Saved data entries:
>>
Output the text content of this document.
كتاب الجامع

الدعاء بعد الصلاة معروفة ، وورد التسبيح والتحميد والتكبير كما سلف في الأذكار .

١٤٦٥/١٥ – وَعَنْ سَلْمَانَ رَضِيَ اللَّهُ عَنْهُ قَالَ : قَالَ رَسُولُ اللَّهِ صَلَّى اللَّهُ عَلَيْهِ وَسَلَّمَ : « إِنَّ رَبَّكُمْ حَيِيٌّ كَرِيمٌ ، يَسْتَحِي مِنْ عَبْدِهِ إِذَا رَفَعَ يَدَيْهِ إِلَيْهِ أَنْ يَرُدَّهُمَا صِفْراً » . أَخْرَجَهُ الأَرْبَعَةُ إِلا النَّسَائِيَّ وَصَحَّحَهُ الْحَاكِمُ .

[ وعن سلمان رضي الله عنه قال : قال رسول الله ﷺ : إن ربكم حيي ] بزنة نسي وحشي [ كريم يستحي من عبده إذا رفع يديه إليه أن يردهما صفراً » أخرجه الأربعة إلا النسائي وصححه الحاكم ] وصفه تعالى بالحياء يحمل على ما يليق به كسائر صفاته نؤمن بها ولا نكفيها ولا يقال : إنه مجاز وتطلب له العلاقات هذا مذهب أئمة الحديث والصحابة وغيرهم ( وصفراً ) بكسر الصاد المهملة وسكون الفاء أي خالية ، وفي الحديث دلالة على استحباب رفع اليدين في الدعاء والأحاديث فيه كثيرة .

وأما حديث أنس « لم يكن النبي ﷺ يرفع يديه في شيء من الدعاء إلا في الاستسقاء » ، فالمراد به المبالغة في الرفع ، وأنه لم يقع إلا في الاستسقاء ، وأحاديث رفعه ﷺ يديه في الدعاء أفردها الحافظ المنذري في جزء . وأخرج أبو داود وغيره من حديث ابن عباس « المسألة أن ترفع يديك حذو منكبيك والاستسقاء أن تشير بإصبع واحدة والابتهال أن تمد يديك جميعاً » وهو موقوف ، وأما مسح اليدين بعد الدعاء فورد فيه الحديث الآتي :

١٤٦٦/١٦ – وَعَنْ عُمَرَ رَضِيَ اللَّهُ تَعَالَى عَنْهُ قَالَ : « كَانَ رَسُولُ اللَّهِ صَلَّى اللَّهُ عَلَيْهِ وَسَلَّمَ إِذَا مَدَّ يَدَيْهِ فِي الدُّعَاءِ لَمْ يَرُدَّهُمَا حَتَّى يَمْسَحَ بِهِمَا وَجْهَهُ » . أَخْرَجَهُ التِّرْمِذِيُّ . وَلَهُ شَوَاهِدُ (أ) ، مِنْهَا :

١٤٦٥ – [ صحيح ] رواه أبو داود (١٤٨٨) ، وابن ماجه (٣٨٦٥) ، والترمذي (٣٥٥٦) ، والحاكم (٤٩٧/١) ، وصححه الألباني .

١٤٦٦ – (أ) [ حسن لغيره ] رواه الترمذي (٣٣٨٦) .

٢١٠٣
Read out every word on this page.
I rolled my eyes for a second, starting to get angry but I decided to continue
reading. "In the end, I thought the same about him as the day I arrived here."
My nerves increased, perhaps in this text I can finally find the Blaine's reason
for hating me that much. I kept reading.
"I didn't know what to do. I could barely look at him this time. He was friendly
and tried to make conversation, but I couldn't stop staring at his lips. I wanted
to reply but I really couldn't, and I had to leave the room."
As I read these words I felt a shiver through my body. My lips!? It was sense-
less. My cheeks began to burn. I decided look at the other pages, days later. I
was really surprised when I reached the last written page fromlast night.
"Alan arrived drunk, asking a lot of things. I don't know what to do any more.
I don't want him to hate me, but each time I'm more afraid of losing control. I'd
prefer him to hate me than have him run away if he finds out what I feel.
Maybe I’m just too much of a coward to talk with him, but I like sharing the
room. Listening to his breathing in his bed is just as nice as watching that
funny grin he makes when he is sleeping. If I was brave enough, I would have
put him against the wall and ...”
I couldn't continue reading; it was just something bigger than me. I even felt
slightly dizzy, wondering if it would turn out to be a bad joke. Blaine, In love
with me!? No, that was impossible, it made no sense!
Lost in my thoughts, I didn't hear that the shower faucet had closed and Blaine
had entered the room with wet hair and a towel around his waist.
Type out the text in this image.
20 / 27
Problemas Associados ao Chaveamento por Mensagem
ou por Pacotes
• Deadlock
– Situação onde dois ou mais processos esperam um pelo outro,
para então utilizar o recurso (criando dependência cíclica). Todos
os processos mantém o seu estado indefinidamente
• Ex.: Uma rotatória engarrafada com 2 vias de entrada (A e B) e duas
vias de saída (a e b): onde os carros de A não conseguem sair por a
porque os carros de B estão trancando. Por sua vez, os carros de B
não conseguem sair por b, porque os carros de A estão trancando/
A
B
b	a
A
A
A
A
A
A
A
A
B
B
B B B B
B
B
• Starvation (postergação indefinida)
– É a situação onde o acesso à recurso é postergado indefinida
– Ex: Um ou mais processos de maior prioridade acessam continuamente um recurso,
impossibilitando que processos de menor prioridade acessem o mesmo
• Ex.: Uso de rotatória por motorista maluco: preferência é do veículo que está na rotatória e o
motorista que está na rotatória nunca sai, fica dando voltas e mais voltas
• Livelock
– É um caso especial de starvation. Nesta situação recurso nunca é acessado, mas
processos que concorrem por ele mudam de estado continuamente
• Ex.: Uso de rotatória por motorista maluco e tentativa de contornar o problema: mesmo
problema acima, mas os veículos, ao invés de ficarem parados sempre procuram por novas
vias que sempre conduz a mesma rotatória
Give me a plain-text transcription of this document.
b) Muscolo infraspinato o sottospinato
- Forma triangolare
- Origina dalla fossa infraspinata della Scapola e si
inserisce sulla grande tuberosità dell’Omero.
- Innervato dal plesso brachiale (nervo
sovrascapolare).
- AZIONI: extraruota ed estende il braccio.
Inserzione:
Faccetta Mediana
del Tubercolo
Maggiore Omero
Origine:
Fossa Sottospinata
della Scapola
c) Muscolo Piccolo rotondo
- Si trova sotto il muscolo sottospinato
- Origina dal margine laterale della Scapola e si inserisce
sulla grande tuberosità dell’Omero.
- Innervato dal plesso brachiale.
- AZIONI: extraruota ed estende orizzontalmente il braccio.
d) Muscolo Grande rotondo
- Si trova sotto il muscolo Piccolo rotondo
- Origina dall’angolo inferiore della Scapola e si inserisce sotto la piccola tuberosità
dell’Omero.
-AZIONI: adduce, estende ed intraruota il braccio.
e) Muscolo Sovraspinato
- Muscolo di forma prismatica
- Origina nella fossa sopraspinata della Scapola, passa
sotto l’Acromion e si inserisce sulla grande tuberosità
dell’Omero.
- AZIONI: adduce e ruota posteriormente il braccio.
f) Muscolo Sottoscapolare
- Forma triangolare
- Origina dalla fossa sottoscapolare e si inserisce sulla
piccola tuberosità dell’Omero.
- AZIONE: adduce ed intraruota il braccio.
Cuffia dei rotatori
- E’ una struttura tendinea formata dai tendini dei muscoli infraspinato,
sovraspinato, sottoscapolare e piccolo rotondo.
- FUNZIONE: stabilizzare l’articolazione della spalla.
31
<<
Goal:
Go through the listing above line by line and say how many lines hold the word "mesmo". Reply with that number only.

Result of the task:
2